* _STATED GOAL_: Reproduce all records verbatim.

/---

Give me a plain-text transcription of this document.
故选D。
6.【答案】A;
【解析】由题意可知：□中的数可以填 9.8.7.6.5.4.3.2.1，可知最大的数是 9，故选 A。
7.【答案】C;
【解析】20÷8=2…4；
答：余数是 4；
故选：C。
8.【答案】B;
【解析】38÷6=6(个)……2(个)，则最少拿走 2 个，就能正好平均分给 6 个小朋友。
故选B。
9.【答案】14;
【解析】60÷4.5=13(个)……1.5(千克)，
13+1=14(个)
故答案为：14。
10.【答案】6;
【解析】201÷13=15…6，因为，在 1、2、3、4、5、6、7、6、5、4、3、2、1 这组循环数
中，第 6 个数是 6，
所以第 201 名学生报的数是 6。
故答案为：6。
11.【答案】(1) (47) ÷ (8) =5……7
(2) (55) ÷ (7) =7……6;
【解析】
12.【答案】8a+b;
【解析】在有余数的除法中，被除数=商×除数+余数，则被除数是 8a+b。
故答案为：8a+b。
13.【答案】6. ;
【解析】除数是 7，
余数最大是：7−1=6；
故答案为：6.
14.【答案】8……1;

\---

* _WRITTEN RESPONSE_:
Give me a plain-text transcription of this document.
故选D。
6.【答案】A;
【解析】由题意可知：□中的数可以填 9.8.7.6.5.4.3.2.1，可知最大的数是 9，故选 A。
7.【答案】C;
【解析】20÷8=2…4；
答：余数是 4；
故选：C。
8.【答案】B;
【解析】38÷6=6(个)……2(个)，则最少拿走 2 个，就能正好平均分给 6 个小朋友。
故选B。
9.【答案】14;
【解析】60÷4.5=13(个)……1.5(千克)，
13+1=14(个)
故答案为：14。
10.【答案】6;
【解析】201÷13=15…6，因为，在 1、2、3、4、5、6、7、6、5、4、3、2、1 这组循环数
中，第 6 个数是 6，
所以第 201 名学生报的数是 6。
故答案为：6。
11.【答案】(1) (47) ÷ (8) =5……7
(2) (55) ÷ (7) =7……6;
【解析】
12.【答案】8a+b;
【解析】在有余数的除法中，被除数=商×除数+余数，则被除数是 8a+b。
故答案为：8a+b。
13.【答案】6. ;
【解析】除数是 7，
余数最大是：7−1=6；
故答案为：6.
14.【答案】8……1;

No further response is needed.